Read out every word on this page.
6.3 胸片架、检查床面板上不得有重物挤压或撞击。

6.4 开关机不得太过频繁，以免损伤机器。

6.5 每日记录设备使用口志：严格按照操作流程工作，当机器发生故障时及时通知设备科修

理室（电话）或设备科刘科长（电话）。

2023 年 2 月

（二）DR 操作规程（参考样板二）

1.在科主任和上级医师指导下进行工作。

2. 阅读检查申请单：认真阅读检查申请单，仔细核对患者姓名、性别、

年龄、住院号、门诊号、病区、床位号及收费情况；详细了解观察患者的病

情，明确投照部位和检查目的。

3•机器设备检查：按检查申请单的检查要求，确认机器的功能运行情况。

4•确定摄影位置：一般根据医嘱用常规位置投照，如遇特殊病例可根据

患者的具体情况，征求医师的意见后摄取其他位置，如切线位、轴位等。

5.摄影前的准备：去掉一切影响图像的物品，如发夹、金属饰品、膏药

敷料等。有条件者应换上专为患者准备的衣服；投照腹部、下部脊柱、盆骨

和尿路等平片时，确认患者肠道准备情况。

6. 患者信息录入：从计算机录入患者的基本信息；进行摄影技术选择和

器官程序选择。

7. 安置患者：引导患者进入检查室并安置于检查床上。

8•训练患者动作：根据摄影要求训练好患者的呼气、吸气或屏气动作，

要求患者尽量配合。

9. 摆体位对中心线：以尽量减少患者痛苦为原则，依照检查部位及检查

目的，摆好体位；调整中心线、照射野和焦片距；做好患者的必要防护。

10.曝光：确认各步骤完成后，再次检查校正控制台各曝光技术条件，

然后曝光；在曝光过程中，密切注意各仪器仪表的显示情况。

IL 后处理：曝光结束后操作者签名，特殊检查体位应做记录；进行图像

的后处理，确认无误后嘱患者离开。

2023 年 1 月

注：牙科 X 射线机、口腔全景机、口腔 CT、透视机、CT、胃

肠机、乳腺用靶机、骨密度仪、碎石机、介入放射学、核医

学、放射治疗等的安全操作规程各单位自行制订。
--
GOAL: Print out every record again, exactly and in full.

WORKED ANSWER:
Read out every word on this page.
6.3 胸片架、检查床面板上不得有重物挤压或撞击。

6.4 开关机不得太过频繁，以免损伤机器。

6.5 每日记录设备使用口志：严格按照操作流程工作，当机器发生故障时及时通知设备科修

理室（电话）或设备科刘科长（电话）。

2023 年 2 月

（二）DR 操作规程（参考样板二）

1.在科主任和上级医师指导下进行工作。

2. 阅读检查申请单：认真阅读检查申请单，仔细核对患者姓名、性别、

年龄、住院号、门诊号、病区、床位号及收费情况；详细了解观察患者的病

情，明确投照部位和检查目的。

3•机器设备检查：按检查申请单的检查要求，确认机器的功能运行情况。

4•确定摄影位置：一般根据医嘱用常规位置投照，如遇特殊病例可根据

患者的具体情况，征求医师的意见后摄取其他位置，如切线位、轴位等。

5.摄影前的准备：去掉一切影响图像的物品，如发夹、金属饰品、膏药

敷料等。有条件者应换上专为患者准备的衣服；投照腹部、下部脊柱、盆骨

和尿路等平片时，确认患者肠道准备情况。

6. 患者信息录入：从计算机录入患者的基本信息；进行摄影技术选择和

器官程序选择。

7. 安置患者：引导患者进入检查室并安置于检查床上。

8•训练患者动作：根据摄影要求训练好患者的呼气、吸气或屏气动作，

要求患者尽量配合。

9. 摆体位对中心线：以尽量减少患者痛苦为原则，依照检查部位及检查

目的，摆好体位；调整中心线、照射野和焦片距；做好患者的必要防护。

10.曝光：确认各步骤完成后，再次检查校正控制台各曝光技术条件，

然后曝光；在曝光过程中，密切注意各仪器仪表的显示情况。

IL 后处理：曝光结束后操作者签名，特殊检查体位应做记录；进行图像

的后处理，确认无误后嘱患者离开。

2023 年 1 月

注：牙科 X 射线机、口腔全景机、口腔 CT、透视机、CT、胃

肠机、乳腺用靶机、骨密度仪、碎石机、介入放射学、核医

学、放射治疗等的安全操作规程各单位自行制订。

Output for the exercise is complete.